The exercise: Copy the passage from the text below on C++ and VB under .NET, starting at the words "VB gains a tremendous" and ending after the words "the cleanup though.".

Text:
========================
C++ gains by simplifying development. Any developer writing COM components using C++ had to constantly duplicate code to handle the reference counting in COM (AddRef and Release methods). C++ developers also had to handle memory management in applications where it was unnecessary to tweak every last ounce of the application. For C++ developers, .NET removes the need to do this in every applications. C++ objects can get garbage collected by the CLR, thus removing the need for reference counting and memory management. C++ is in a special situation though because it is an ISO standard, so MS could not change the language, it could only extend it. This is the reason why C++ has the ability to live in an unmanaged world and a managed world.

VB gains a tremendous from moving to .NET. VB finally gains the object orientation that developers has requested for a long time (implementation inheritence, overloading, etc). It gains in performance (hopefully). It moves to a more robust form and eventing model. It gains a cleaner error handling mechanism through exceptions. Another nice thing that VB gets by the fact that backward compatability was not an objective is that the language could be cleaned up - removing things like SET, GOSUB, Form.Load, etc. Personally I do not think they have gone far enough in the cleanup though.
========================
Rows:
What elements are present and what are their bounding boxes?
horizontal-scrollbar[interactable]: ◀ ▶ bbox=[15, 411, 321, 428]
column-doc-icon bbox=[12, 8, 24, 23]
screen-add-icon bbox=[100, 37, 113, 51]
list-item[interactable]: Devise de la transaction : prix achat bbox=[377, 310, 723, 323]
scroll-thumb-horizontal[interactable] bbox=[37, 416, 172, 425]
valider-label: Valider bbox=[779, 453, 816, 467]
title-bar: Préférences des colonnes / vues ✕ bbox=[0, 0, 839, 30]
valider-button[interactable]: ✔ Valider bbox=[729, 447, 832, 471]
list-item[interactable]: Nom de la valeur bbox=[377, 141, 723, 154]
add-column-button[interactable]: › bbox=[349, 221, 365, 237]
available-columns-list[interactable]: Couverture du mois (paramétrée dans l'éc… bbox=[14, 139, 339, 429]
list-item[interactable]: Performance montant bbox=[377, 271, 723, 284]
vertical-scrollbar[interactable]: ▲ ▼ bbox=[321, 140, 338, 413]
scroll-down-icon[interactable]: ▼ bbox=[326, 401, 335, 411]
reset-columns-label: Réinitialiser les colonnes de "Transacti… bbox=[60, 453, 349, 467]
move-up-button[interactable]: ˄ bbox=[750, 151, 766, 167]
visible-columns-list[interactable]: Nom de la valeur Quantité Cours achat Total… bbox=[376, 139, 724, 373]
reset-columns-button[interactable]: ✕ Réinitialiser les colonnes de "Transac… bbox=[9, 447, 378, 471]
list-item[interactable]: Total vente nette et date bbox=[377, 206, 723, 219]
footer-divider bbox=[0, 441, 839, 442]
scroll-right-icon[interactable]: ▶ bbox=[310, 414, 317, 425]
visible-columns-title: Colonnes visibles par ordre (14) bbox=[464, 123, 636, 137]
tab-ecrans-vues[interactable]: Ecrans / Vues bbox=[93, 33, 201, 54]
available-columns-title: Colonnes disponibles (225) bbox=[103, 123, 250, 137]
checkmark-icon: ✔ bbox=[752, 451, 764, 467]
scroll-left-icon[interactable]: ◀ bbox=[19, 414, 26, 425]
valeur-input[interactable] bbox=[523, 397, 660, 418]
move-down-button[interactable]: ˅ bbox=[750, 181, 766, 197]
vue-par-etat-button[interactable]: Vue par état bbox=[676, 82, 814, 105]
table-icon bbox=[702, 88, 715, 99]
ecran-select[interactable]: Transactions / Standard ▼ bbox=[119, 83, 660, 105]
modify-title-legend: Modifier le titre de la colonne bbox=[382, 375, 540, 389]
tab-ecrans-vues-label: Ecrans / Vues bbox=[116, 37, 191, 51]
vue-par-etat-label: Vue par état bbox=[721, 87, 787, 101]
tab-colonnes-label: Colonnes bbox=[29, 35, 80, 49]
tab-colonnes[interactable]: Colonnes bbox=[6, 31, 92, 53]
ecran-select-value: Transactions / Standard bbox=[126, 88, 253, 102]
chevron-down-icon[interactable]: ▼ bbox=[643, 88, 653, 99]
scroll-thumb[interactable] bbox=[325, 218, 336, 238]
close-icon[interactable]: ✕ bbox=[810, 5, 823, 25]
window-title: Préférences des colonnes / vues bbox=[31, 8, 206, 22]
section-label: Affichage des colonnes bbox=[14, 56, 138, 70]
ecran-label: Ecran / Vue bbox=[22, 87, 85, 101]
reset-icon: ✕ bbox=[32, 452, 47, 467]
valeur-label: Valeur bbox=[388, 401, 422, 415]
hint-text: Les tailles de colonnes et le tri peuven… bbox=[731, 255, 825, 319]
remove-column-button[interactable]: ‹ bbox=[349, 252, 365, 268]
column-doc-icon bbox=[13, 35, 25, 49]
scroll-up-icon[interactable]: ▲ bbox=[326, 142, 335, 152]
========================
Response to the exercise:
VB gains a tremendous from moving to .NET. VB finally gains the object orientation that developers has requested for a long time (implementation inheritence, overloading, etc). It gains in performance (hopefully). It moves to a more robust form and eventing model. It gains a cleaner error handling mechanism through exceptions. Another nice thing that VB gets by the fact that backward compatability was not an objective is that the language could be cleaned up - removing things like SET, GOSUB, Form.Load, etc. Personally I do not think they have gone far enough in the cleanup though.